━━ GIVEN ENTRIES ━━
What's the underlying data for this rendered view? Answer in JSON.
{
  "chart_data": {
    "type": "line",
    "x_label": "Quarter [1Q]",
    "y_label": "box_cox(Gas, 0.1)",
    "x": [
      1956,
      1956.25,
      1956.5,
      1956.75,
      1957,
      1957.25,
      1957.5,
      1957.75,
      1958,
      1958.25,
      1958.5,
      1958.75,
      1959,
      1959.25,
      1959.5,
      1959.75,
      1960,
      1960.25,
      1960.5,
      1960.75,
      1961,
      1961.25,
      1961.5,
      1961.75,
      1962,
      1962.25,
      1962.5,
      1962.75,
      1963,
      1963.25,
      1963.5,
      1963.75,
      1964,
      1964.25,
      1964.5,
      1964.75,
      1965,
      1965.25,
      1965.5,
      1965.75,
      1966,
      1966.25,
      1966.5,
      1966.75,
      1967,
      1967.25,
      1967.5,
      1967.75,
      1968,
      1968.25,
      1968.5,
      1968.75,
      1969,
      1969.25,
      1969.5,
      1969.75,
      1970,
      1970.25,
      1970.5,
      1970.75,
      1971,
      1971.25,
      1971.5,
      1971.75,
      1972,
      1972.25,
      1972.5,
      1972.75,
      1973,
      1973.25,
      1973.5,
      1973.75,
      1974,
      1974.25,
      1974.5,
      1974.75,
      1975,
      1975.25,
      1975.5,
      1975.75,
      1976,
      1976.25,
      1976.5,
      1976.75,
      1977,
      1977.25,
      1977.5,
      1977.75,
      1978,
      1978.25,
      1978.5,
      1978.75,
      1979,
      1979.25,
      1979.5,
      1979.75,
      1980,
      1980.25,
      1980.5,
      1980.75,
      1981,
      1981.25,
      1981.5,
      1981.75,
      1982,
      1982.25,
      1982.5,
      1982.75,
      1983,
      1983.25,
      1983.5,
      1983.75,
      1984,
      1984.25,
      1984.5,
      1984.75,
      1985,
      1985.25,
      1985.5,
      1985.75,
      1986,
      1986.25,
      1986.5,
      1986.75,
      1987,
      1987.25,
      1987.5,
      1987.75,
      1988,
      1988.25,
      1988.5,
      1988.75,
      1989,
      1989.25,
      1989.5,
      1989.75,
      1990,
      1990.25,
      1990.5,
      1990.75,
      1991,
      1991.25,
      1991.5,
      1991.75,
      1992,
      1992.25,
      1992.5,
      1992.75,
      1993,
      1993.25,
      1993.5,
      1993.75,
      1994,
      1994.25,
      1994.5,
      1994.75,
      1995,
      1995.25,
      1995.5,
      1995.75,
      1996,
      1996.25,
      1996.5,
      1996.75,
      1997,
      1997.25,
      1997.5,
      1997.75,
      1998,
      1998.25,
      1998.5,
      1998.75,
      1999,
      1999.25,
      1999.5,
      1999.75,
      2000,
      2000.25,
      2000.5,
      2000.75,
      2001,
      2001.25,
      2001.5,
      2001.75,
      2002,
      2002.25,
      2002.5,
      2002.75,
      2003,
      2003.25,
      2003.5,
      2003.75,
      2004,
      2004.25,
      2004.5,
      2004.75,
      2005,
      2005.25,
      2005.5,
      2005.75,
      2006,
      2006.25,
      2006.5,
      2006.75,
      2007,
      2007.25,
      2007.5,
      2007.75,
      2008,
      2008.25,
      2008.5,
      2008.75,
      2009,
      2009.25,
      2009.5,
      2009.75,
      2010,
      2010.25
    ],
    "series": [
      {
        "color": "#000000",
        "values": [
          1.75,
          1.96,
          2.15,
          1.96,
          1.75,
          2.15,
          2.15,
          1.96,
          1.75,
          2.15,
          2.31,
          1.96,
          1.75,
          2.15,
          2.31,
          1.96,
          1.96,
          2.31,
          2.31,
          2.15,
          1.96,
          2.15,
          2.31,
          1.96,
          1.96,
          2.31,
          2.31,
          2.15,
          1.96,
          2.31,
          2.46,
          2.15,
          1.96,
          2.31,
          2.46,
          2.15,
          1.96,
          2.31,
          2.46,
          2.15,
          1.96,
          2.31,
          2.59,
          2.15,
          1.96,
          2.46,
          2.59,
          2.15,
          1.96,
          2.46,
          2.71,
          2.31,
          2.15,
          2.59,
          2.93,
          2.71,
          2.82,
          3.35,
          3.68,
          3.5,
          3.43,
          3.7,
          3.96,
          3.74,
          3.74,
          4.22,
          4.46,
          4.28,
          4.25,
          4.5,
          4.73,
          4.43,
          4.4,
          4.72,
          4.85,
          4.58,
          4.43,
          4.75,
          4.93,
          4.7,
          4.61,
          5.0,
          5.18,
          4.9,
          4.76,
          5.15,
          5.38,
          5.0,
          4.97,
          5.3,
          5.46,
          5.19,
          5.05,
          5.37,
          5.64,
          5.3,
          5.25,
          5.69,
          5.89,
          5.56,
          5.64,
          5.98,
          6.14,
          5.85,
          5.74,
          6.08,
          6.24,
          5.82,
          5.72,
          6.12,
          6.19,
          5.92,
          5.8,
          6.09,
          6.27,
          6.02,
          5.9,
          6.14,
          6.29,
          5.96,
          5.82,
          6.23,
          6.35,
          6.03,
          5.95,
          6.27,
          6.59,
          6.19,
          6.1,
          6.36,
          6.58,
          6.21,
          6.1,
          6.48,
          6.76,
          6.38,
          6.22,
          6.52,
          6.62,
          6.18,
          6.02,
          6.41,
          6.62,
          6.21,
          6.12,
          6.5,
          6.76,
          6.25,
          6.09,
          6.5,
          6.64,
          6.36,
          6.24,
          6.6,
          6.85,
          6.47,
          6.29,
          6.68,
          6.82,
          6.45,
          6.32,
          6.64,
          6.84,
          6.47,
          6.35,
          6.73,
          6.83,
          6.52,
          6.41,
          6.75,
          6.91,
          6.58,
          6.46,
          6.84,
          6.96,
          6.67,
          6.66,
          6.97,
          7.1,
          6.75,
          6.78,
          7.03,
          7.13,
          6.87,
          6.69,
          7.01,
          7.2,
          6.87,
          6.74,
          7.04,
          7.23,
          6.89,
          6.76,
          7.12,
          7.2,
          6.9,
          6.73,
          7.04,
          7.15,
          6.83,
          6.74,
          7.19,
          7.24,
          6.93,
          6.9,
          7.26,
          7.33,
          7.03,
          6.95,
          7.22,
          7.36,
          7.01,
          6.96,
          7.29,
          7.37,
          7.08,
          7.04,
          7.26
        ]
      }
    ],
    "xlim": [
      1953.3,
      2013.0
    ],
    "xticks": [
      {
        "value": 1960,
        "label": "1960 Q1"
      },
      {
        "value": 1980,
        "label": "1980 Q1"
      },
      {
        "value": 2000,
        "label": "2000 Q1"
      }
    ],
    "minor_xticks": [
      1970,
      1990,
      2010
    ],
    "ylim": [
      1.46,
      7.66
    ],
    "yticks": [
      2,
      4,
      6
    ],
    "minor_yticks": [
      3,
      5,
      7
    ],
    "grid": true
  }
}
━━━
= WHAT TO PRODUCE =
Each entry above is to be quoted exactly.

= RESULT OF THE TASK =
What's the underlying data for this rendered view? Answer in JSON.
{
  "chart_data": {
    "type": "line",
    "x_label": "Quarter [1Q]",
    "y_label": "box_cox(Gas, 0.1)",
    "x": [
      1956,
      1956.25,
      1956.5,
      1956.75,
      1957,
      1957.25,
      1957.5,
      1957.75,
      1958,
      1958.25,
      1958.5,
      1958.75,
      1959,
      1959.25,
      1959.5,
      1959.75,
      1960,
      1960.25,
      1960.5,
      1960.75,
      1961,
      1961.25,
      1961.5,
      1961.75,
      1962,
      1962.25,
      1962.5,
      1962.75,
      1963,
      1963.25,
      1963.5,
      1963.75,
      1964,
      1964.25,
      1964.5,
      1964.75,
      1965,
      1965.25,
      1965.5,
      1965.75,
      1966,
      1966.25,
      1966.5,
      1966.75,
      1967,
      1967.25,
      1967.5,
      1967.75,
      1968,
      1968.25,
      1968.5,
      1968.75,
      1969,
      1969.25,
      1969.5,
      1969.75,
      1970,
      1970.25,
      1970.5,
      1970.75,
      1971,
      1971.25,
      1971.5,
      1971.75,
      1972,
      1972.25,
      1972.5,
      1972.75,
      1973,
      1973.25,
      1973.5,
      1973.75,
      1974,
      1974.25,
      1974.5,
      1974.75,
      1975,
      1975.25,
      1975.5,
      1975.75,
      1976,
      1976.25,
      1976.5,
      1976.75,
      1977,
      1977.25,
      1977.5,
      1977.75,
      1978,
      1978.25,
      1978.5,
      1978.75,
      1979,
      1979.25,
      1979.5,
      1979.75,
      1980,
      1980.25,
      1980.5,
      1980.75,
      1981,
      1981.25,
      1981.5,
      1981.75,
      1982,
      1982.25,
      1982.5,
      1982.75,
      1983,
      1983.25,
      1983.5,
      1983.75,
      1984,
      1984.25,
      1984.5,
      1984.75,
      1985,
      1985.25,
      1985.5,
      1985.75,
      1986,
      1986.25,
      1986.5,
      1986.75,
      1987,
      1987.25,
      1987.5,
      1987.75,
      1988,
      1988.25,
      1988.5,
      1988.75,
      1989,
      1989.25,
      1989.5,
      1989.75,
      1990,
      1990.25,
      1990.5,
      1990.75,
      1991,
      1991.25,
      1991.5,
      1991.75,
      1992,
      1992.25,
      1992.5,
      1992.75,
      1993,
      1993.25,
      1993.5,
      1993.75,
      1994,
      1994.25,
      1994.5,
      1994.75,
      1995,
      1995.25,
      1995.5,
      1995.75,
      1996,
      1996.25,
      1996.5,
      1996.75,
      1997,
      1997.25,
      1997.5,
      1997.75,
      1998,
      1998.25,
      1998.5,
      1998.75,
      1999,
      1999.25,
      1999.5,
      1999.75,
      2000,
      2000.25,
      2000.5,
      2000.75,
      2001,
      2001.25,
      2001.5,
      2001.75,
      2002,
      2002.25,
      2002.5,
      2002.75,
      2003,
      2003.25,
      2003.5,
      2003.75,
      2004,
      2004.25,
      2004.5,
      2004.75,
      2005,
      2005.25,
      2005.5,
      2005.75,
      2006,
      2006.25,
      2006.5,
      2006.75,
      2007,
      2007.25,
      2007.5,
      2007.75,
      2008,
      2008.25,
      2008.5,
      2008.75,
      2009,
      2009.25,
      2009.5,
      2009.75,
      2010,
      2010.25
    ],
    "series": [
      {
        "color": "#000000",
        "values": [
          1.75,
          1.96,
          2.15,
          1.96,
          1.75,
          2.15,
          2.15,
          1.96,
          1.75,
          2.15,
          2.31,
          1.96,
          1.75,
          2.15,
          2.31,
          1.96,
          1.96,
          2.31,
          2.31,
          2.15,
          1.96,
          2.15,
          2.31,
          1.96,
          1.96,
          2.31,
          2.31,
          2.15,
          1.96,
          2.31,
          2.46,
          2.15,
          1.96,
          2.31,
          2.46,
          2.15,
          1.96,
          2.31,
          2.46,
          2.15,
          1.96,
          2.31,
          2.59,
          2.15,
          1.96,
          2.46,
          2.59,
          2.15,
          1.96,
          2.46,
          2.71,
          2.31,
          2.15,
          2.59,
          2.93,
          2.71,
          2.82,
          3.35,
          3.68,
          3.5,
          3.43,
          3.7,
          3.96,
          3.74,
          3.74,
          4.22,
          4.46,
          4.28,
          4.25,
          4.5,
          4.73,
          4.43,
          4.4,
          4.72,
          4.85,
          4.58,
          4.43,
          4.75,
          4.93,
          4.7,
          4.61,
          5.0,
          5.18,
          4.9,
          4.76,
          5.15,
          5.38,
          5.0,
          4.97,
          5.3,
          5.46,
          5.19,
          5.05,
          5.37,
          5.64,
          5.3,
          5.25,
          5.69,
          5.89,
          5.56,
          5.64,
          5.98,
          6.14,
          5.85,
          5.74,
          6.08,
          6.24,
          5.82,
          5.72,
          6.12,
          6.19,
          5.92,
          5.8,
          6.09,
          6.27,
          6.02,
          5.9,
          6.14,
          6.29,
          5.96,
          5.82,
          6.23,
          6.35,
          6.03,
          5.95,
          6.27,
          6.59,
          6.19,
          6.1,
          6.36,
          6.58,
          6.21,
          6.1,
          6.48,
          6.76,
          6.38,
          6.22,
          6.52,
          6.62,
          6.18,
          6.02,
          6.41,
          6.62,
          6.21,
          6.12,
          6.5,
          6.76,
          6.25,
          6.09,
          6.5,
          6.64,
          6.36,
          6.24,
          6.6,
          6.85,
          6.47,
          6.29,
          6.68,
          6.82,
          6.45,
          6.32,
          6.64,
          6.84,
          6.47,
          6.35,
          6.73,
          6.83,
          6.52,
          6.41,
          6.75,
          6.91,
          6.58,
          6.46,
          6.84,
          6.96,
          6.67,
          6.66,
          6.97,
          7.1,
          6.75,
          6.78,
          7.03,
          7.13,
          6.87,
          6.69,
          7.01,
          7.2,
          6.87,
          6.74,
          7.04,
          7.23,
          6.89,
          6.76,
          7.12,
          7.2,
          6.9,
          6.73,
          7.04,
          7.15,
          6.83,
          6.74,
          7.19,
          7.24,
          6.93,
          6.9,
          7.26,
          7.33,
          7.03,
          6.95,
          7.22,
          7.36,
          7.01,
          6.96,
          7.29,
          7.37,
          7.08,
          7.04,
          7.26
        ]
      }
    ],
    "xlim": [
      1953.3,
      2013.0
    ],
    "xticks": [
      {
        "value": 1960,
        "label": "1960 Q1"
      },
      {
        "value": 1980,
        "label": "1980 Q1"
      },
      {
        "value": 2000,
        "label": "2000 Q1"
      }
    ],
    "minor_xticks": [
      1970,
      1990,
      2010
    ],
    "ylim": [
      1.46,
      7.66
    ],
    "yticks": [
      2,
      4,
      6
    ],
    "minor_yticks": [
      3,
      5,
      7
    ],
    "grid": true
  }
}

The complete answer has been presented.